§ GOAL
Give the count of lines containing the string "экспертизы", with no other output.

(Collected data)

________

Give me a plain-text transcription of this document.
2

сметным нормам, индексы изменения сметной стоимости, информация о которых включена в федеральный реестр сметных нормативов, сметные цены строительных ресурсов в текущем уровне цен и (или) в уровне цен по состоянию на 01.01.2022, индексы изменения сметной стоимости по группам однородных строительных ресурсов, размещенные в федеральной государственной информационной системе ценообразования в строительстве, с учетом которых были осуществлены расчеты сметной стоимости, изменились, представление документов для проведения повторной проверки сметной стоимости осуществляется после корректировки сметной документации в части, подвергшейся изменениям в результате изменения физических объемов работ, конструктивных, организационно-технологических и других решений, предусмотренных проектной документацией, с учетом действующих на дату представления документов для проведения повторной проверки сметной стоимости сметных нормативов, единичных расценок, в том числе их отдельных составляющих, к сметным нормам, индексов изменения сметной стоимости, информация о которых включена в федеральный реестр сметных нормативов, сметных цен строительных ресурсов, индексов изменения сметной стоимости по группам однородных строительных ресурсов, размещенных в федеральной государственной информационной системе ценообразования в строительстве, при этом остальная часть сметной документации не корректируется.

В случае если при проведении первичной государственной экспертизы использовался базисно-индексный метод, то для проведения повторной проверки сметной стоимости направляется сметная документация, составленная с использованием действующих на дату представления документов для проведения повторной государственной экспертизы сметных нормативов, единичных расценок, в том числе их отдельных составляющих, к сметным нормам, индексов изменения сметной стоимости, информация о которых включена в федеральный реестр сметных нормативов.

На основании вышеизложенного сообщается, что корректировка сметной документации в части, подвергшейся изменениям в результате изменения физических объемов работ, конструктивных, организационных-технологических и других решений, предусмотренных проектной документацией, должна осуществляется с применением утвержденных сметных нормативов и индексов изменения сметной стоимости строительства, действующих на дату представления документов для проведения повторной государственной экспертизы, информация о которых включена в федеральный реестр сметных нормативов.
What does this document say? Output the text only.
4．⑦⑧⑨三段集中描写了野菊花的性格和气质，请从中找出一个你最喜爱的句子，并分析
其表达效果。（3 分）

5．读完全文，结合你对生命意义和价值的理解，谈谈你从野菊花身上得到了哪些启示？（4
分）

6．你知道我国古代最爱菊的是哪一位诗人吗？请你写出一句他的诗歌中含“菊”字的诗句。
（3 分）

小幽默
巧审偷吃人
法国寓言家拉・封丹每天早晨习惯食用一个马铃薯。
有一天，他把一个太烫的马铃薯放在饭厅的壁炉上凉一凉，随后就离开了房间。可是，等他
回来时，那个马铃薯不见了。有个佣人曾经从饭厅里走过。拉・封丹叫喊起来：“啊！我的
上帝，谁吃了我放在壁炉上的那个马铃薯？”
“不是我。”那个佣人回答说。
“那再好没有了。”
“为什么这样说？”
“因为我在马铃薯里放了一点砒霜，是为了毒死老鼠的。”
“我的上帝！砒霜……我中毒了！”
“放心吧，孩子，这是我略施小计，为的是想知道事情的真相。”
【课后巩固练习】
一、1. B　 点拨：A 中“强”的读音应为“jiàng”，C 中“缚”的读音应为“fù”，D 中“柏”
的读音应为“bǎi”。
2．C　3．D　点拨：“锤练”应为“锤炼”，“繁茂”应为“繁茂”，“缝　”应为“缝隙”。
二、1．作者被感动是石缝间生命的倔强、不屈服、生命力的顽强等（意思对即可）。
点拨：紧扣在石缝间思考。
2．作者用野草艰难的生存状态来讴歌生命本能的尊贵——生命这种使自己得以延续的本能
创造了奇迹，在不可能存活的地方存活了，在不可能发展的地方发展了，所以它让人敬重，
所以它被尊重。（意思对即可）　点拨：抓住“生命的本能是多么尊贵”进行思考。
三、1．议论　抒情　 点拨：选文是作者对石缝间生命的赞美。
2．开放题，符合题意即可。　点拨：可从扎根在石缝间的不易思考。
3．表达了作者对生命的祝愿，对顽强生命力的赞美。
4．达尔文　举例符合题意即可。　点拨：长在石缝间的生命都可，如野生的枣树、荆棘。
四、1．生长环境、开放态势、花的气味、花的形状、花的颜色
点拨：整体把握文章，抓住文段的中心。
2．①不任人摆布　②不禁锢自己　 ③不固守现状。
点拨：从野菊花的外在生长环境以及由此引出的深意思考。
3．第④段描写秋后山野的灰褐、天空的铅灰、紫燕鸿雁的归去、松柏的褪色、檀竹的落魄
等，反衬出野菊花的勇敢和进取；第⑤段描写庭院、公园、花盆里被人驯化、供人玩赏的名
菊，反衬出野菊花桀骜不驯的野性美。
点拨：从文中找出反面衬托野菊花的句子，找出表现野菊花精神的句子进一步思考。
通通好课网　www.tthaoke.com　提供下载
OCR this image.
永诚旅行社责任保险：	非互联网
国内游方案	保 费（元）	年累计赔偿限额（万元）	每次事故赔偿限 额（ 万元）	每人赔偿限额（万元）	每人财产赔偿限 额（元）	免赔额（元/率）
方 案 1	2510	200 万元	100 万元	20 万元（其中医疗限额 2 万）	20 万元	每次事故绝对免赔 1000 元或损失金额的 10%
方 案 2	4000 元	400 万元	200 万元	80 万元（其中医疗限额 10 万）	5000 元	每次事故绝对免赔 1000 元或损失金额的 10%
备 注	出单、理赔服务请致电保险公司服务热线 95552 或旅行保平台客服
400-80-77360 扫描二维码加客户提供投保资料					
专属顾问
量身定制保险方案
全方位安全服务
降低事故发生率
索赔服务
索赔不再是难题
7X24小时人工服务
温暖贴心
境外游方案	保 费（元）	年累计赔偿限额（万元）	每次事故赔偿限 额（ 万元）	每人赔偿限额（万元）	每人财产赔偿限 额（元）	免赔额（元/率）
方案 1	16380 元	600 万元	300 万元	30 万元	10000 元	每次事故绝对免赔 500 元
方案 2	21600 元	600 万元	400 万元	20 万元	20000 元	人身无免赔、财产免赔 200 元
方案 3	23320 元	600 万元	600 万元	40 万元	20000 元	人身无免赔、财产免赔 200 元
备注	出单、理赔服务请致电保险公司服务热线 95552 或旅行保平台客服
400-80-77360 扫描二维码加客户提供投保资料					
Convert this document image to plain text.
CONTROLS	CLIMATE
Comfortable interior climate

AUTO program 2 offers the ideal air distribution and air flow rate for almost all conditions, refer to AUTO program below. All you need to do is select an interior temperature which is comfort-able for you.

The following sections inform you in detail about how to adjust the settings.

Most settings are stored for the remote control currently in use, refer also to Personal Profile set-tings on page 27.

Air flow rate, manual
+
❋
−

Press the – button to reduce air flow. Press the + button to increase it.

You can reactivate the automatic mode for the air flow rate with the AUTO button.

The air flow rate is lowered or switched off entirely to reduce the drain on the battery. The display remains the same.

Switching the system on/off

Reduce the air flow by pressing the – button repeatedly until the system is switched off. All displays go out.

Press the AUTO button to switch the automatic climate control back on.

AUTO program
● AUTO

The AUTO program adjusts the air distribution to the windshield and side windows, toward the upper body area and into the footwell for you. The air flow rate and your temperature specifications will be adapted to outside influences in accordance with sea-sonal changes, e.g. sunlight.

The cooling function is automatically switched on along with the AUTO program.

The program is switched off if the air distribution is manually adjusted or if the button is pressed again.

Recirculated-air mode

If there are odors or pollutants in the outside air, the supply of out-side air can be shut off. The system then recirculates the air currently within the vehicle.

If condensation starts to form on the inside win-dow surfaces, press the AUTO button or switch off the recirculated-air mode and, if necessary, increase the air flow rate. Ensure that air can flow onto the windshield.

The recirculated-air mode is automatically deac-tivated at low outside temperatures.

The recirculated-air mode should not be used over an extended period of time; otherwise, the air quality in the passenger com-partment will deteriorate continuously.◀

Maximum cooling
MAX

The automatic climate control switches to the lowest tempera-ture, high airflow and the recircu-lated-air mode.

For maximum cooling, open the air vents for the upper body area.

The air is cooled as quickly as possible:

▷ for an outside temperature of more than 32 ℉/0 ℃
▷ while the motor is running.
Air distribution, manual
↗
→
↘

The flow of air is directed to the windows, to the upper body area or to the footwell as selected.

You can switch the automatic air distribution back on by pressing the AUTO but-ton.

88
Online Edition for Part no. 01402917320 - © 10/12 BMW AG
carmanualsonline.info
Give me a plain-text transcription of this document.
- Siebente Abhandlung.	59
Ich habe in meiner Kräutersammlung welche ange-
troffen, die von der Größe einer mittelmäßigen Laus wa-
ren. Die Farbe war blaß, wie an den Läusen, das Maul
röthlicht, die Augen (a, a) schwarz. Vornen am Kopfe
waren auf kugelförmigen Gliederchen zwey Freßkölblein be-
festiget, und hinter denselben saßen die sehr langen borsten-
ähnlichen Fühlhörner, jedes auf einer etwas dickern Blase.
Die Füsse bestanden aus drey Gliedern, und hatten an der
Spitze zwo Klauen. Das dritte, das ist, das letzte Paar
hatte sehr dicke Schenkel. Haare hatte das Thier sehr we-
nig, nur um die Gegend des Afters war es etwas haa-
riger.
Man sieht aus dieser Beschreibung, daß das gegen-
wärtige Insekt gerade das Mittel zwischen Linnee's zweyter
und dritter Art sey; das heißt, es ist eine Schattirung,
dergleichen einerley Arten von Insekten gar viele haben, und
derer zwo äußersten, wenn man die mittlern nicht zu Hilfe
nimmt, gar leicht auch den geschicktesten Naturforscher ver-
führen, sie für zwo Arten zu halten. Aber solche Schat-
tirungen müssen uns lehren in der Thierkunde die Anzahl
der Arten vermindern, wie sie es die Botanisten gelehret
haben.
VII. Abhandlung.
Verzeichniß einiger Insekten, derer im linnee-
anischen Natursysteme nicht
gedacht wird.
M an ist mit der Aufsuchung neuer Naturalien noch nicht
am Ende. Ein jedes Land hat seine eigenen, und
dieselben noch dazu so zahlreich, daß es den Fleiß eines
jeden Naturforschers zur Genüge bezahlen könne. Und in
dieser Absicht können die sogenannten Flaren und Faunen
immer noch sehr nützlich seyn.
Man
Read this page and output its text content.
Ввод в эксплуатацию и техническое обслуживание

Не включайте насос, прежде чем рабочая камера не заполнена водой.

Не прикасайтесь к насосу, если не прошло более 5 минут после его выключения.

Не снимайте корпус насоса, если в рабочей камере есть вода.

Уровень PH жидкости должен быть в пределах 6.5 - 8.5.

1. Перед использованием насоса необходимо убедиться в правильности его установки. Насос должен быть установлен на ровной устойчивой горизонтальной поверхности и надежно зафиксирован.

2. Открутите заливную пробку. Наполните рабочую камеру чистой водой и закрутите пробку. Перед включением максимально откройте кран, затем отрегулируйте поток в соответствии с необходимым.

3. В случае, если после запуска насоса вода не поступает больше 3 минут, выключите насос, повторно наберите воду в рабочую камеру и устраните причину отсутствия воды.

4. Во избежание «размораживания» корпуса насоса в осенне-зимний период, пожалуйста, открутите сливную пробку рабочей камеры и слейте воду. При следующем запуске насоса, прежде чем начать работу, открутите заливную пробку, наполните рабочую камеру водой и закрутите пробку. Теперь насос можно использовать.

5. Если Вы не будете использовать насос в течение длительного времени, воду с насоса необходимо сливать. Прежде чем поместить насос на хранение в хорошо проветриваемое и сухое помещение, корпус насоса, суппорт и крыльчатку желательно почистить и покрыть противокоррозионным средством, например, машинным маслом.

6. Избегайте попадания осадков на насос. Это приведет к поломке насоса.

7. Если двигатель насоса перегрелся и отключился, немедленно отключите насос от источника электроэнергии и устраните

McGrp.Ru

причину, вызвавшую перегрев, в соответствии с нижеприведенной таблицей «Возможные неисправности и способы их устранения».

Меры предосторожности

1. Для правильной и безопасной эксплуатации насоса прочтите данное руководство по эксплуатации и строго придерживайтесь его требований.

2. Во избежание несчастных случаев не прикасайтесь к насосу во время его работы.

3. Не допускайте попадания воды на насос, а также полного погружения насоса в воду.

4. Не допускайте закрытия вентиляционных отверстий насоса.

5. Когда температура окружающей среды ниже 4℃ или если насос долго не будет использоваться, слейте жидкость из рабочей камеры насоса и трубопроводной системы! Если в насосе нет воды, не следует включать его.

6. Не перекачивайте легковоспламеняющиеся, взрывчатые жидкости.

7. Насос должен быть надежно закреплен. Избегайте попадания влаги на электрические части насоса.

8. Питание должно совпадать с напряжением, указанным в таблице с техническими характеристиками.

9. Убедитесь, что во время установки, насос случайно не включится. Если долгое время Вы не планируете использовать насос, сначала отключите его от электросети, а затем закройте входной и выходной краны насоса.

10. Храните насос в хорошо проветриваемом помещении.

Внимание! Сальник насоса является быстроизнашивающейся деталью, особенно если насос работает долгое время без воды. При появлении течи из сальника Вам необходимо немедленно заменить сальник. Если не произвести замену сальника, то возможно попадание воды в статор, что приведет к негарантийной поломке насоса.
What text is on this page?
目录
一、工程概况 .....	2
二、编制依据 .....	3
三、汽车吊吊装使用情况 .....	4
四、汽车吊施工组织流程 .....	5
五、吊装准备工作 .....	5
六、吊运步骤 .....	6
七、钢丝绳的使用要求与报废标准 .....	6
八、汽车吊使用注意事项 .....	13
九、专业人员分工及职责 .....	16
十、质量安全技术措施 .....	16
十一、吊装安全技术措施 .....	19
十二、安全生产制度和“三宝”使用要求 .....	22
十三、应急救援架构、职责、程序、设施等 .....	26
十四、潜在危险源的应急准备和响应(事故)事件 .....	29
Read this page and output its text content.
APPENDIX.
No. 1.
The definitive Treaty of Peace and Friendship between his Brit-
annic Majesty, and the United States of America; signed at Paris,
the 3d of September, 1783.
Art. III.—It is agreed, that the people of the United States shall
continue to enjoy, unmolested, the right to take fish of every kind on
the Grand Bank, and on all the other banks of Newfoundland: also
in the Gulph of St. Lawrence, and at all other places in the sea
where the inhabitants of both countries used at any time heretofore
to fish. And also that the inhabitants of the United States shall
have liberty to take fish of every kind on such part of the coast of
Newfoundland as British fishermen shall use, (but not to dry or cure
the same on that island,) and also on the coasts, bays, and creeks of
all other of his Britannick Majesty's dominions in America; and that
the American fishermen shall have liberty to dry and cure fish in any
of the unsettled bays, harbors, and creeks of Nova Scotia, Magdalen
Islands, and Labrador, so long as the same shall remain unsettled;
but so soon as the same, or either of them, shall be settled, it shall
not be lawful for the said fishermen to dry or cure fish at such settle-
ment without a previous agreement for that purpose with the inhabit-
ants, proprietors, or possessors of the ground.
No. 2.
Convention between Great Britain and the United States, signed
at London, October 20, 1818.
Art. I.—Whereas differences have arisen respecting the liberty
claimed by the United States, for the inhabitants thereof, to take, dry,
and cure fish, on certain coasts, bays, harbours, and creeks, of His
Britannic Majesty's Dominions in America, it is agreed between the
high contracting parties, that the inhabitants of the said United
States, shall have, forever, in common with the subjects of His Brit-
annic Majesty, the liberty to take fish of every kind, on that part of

________

§ RESULT FOR THIS TASK
2